Figure record extracts:
** Begin **
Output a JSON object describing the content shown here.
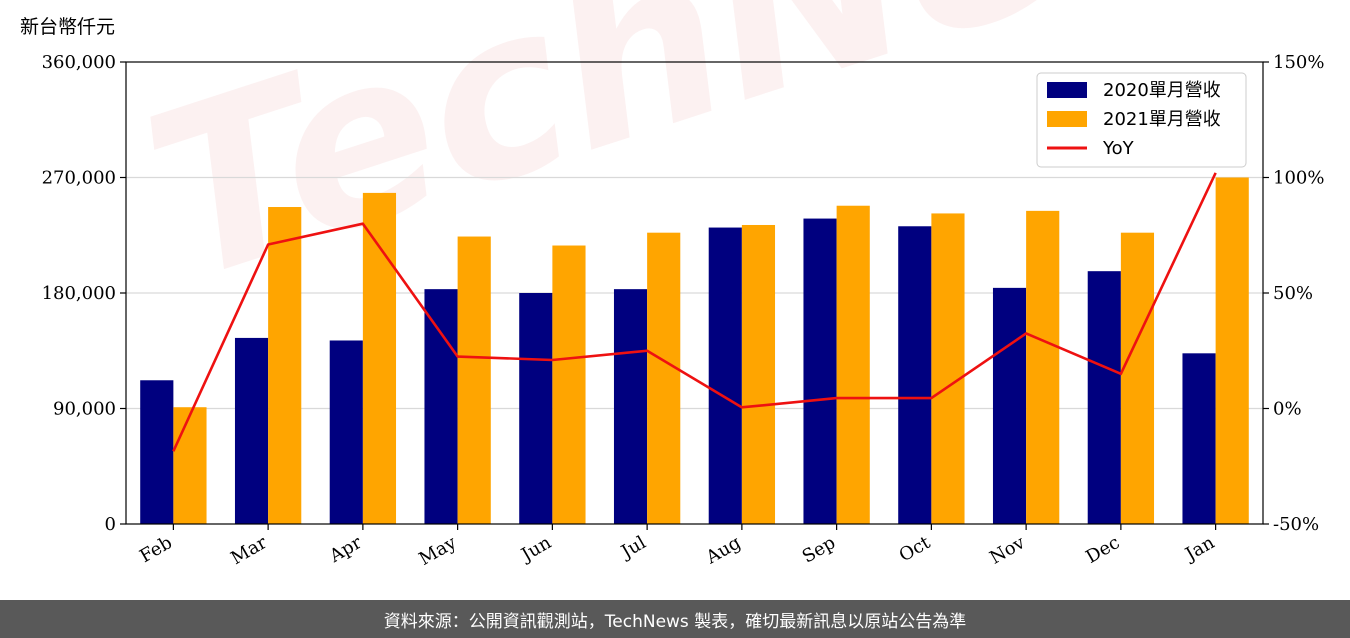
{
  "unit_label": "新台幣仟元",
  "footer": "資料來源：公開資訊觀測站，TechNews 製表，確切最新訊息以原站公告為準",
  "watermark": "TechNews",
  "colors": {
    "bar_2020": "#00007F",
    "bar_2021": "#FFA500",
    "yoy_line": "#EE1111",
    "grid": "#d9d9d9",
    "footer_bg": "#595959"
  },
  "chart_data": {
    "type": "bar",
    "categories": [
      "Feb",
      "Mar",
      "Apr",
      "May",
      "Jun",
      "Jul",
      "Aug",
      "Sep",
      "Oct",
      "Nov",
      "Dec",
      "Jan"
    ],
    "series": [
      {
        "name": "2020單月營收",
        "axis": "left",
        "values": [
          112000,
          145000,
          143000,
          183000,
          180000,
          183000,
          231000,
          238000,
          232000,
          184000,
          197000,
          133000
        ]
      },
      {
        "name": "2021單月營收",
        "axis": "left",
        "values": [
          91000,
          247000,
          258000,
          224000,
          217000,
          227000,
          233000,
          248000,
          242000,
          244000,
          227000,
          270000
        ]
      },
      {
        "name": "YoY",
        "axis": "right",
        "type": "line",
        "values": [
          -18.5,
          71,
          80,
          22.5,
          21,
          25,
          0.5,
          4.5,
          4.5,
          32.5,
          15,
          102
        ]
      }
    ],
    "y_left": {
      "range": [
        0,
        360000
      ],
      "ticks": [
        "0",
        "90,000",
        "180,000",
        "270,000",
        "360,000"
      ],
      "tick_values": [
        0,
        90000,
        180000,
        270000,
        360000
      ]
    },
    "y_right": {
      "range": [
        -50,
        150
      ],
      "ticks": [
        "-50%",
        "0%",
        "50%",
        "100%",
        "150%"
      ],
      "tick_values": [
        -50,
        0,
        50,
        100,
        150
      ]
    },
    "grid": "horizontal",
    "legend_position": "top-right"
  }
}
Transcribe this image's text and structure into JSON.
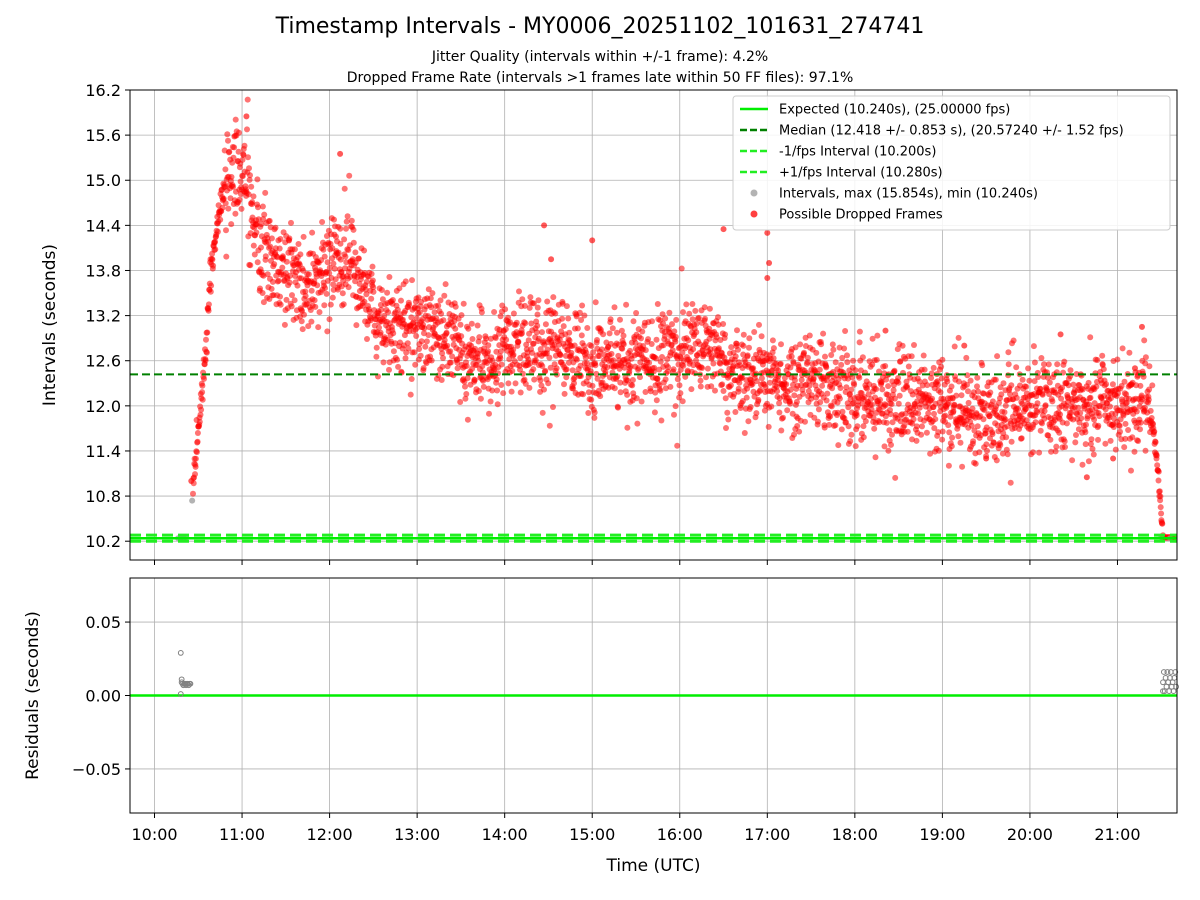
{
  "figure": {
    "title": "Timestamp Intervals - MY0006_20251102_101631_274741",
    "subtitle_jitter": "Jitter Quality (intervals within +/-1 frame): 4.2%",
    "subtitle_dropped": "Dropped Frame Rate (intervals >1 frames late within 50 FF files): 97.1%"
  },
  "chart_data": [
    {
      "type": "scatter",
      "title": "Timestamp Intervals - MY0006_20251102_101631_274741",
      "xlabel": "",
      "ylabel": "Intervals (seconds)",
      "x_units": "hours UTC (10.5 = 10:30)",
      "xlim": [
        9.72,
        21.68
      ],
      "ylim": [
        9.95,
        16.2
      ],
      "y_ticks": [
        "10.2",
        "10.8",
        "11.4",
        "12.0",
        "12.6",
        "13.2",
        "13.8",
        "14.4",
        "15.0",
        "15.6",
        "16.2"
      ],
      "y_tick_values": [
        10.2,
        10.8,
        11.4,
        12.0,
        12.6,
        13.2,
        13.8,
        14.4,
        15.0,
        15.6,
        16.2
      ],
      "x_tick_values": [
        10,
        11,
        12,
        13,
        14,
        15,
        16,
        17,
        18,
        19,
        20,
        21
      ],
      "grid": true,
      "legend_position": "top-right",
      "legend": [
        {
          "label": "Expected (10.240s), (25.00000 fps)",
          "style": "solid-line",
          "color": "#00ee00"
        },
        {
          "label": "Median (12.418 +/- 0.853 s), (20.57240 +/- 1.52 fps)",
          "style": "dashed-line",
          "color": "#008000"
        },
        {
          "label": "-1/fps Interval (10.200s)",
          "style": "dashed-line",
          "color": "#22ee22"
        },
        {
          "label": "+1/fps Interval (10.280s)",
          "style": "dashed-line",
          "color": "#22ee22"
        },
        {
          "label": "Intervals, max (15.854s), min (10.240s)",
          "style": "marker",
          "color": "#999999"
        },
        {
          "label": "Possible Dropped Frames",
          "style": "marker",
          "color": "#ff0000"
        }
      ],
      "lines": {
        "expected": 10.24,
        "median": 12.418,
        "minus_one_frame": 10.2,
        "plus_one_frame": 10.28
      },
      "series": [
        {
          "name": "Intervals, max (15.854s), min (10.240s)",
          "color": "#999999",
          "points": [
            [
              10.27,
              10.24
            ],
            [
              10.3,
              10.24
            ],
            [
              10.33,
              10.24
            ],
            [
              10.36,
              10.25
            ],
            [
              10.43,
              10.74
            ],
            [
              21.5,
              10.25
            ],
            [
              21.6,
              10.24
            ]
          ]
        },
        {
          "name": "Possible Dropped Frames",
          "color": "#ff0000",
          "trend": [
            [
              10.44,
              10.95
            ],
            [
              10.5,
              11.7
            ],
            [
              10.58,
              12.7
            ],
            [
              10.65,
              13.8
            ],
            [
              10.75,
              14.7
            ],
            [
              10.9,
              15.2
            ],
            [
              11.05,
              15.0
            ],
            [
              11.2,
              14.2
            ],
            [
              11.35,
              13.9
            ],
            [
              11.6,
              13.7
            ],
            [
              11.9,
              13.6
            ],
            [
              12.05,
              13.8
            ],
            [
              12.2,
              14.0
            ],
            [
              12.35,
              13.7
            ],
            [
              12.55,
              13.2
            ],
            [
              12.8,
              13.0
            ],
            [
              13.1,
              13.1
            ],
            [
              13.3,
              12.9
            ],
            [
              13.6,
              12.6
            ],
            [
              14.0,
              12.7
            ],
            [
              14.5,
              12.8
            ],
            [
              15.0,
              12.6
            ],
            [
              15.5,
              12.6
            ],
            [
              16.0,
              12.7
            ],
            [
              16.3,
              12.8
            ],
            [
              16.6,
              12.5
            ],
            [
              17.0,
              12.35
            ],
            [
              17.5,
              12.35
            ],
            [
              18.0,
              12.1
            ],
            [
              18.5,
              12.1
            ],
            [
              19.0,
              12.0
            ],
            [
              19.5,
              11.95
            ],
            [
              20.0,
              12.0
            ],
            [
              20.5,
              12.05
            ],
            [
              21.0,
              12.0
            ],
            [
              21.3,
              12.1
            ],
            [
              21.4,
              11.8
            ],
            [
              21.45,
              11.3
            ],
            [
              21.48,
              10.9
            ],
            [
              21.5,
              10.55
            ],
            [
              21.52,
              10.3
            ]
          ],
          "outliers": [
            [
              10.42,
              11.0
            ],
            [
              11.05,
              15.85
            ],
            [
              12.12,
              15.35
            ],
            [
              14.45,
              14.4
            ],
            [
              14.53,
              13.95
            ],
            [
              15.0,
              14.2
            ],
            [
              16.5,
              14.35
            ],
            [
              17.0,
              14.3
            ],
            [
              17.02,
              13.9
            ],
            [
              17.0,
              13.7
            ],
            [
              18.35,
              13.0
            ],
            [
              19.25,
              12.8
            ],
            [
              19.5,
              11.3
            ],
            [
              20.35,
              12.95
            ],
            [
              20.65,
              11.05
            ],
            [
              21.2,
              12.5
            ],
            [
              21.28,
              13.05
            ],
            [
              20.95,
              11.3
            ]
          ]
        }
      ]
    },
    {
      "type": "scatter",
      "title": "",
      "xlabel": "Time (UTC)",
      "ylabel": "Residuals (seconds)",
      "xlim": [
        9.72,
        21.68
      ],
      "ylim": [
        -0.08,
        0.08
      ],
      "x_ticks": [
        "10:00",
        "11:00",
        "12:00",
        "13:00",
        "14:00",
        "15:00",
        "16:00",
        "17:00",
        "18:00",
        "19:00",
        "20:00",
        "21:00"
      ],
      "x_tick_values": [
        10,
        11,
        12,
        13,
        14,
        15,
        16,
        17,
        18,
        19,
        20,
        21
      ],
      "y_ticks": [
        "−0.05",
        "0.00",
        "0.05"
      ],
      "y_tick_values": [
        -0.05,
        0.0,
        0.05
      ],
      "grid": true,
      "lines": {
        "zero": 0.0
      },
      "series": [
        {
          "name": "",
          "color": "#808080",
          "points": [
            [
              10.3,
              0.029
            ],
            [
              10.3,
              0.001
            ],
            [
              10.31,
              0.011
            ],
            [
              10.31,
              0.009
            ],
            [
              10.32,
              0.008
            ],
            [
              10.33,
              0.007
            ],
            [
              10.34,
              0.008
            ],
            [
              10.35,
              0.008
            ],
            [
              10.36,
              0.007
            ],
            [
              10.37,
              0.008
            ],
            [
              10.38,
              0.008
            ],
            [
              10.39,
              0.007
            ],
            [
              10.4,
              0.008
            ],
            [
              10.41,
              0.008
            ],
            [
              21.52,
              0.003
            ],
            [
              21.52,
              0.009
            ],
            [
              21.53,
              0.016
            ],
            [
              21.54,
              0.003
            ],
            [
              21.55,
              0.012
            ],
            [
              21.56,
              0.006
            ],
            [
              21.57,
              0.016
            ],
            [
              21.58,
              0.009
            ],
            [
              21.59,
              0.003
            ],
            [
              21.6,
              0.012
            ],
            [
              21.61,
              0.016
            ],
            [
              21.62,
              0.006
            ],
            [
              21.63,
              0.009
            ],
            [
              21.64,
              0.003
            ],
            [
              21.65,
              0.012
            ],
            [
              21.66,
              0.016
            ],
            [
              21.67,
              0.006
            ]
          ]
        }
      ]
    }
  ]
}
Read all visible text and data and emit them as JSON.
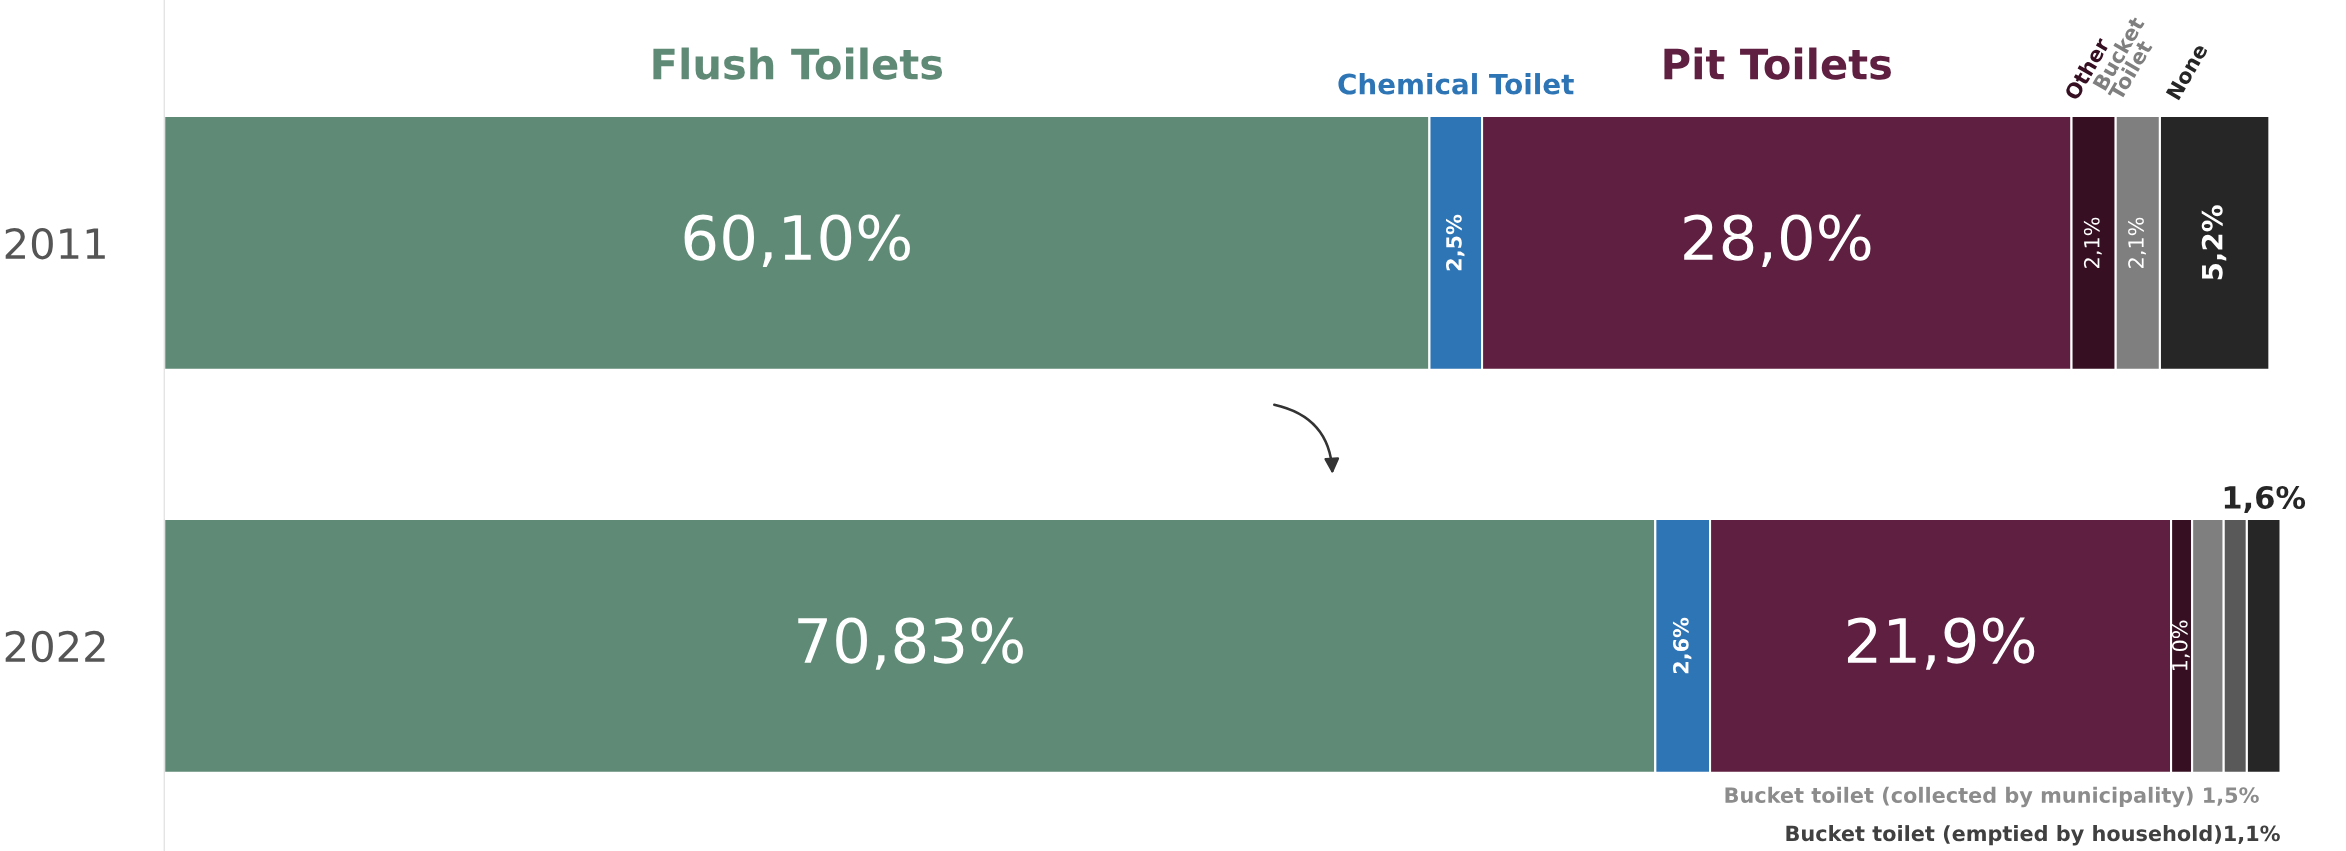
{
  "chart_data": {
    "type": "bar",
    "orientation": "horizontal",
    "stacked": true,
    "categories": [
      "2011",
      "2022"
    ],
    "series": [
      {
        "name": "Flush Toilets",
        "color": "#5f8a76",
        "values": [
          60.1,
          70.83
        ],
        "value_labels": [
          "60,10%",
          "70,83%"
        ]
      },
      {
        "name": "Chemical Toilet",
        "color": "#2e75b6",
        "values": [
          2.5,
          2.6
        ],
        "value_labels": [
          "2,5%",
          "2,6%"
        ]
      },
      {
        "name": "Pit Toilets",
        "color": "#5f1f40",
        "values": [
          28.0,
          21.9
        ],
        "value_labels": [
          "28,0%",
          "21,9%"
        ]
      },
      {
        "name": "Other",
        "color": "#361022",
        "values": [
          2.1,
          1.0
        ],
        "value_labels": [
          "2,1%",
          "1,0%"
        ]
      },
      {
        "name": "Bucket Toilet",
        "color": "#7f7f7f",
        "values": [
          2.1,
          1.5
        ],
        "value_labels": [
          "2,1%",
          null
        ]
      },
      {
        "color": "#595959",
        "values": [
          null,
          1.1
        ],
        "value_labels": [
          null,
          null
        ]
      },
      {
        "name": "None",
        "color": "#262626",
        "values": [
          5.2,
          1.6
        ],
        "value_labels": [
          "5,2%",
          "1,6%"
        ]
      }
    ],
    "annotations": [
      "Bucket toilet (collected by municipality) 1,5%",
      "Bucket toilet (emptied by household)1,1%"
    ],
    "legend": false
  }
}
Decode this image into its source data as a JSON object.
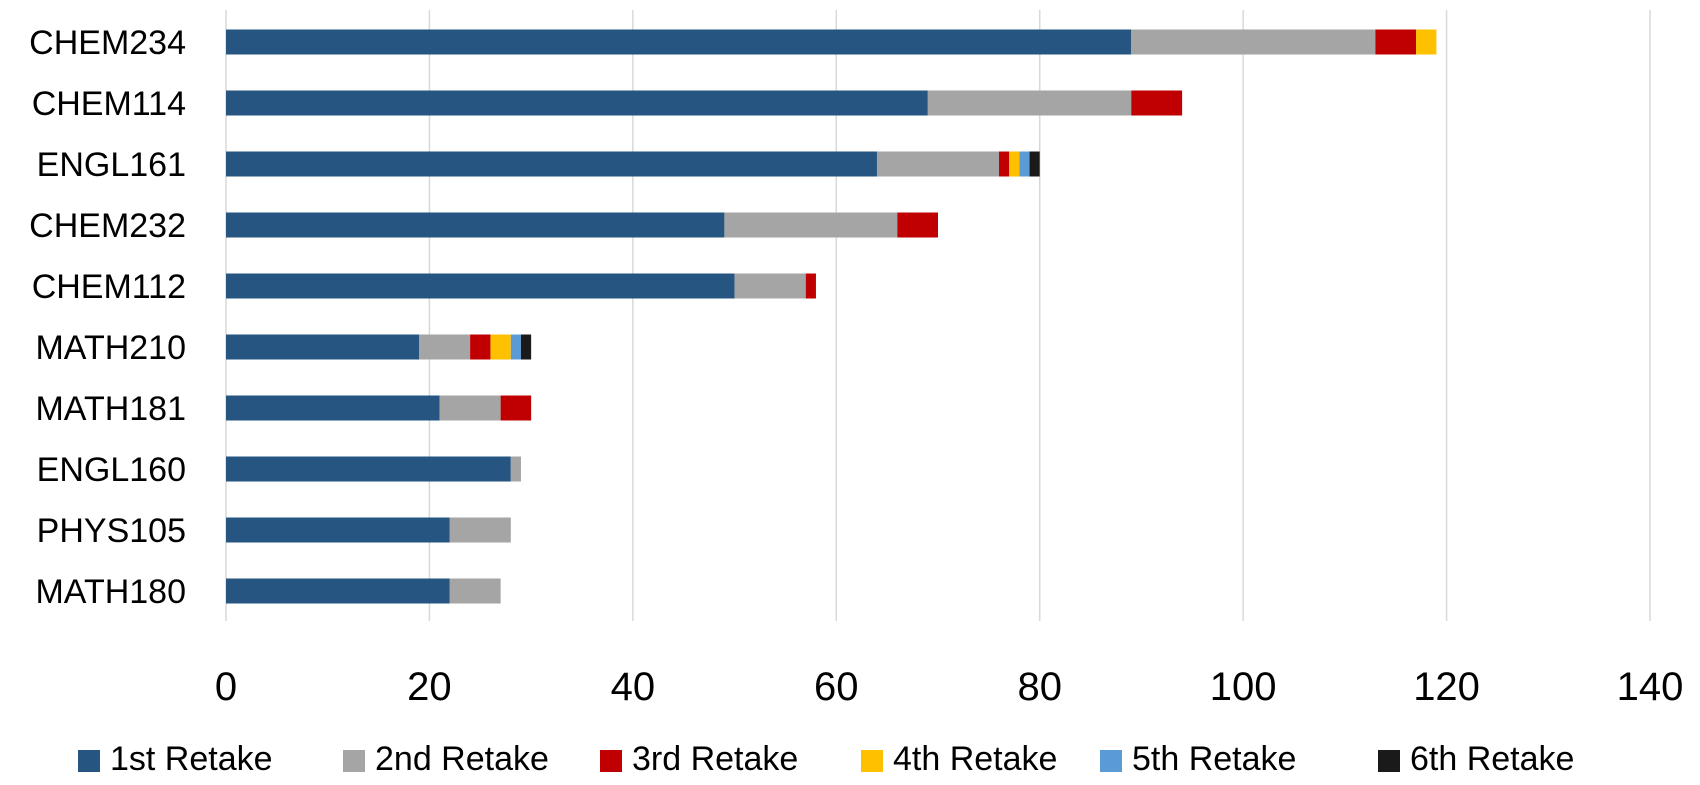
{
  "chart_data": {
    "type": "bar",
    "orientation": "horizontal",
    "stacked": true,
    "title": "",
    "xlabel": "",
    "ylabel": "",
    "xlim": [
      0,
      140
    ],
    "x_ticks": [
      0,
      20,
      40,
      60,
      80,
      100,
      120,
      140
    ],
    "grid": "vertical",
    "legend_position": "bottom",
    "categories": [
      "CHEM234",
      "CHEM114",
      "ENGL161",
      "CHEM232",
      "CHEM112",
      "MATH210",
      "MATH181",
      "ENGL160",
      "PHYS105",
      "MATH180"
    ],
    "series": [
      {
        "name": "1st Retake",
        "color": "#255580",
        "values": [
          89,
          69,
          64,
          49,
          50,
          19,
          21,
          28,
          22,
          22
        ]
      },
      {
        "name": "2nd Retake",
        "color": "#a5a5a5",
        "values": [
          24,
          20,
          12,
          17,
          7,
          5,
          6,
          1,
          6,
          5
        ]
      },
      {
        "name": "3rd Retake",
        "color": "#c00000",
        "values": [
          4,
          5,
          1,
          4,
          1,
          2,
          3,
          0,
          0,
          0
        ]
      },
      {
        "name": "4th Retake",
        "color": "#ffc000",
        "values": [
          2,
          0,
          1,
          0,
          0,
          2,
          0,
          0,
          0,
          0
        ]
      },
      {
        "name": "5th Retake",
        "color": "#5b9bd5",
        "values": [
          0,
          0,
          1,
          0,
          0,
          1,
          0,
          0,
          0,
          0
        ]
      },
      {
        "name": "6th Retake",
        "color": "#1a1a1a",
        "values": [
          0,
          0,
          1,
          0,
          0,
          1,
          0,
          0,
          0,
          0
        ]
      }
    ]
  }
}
** End **
▸ **Set problem**
Check every line of the data above for the string "within", and copy those that have it.

▸ **Answer to the task**
    "subtitle_jitter": "Jitter Quality (intervals within +/-1 frame): 4.2%",
    "subtitle_dropped": "Dropped Frame Rate (intervals >1 frames late within 50 FF files): 97.1%"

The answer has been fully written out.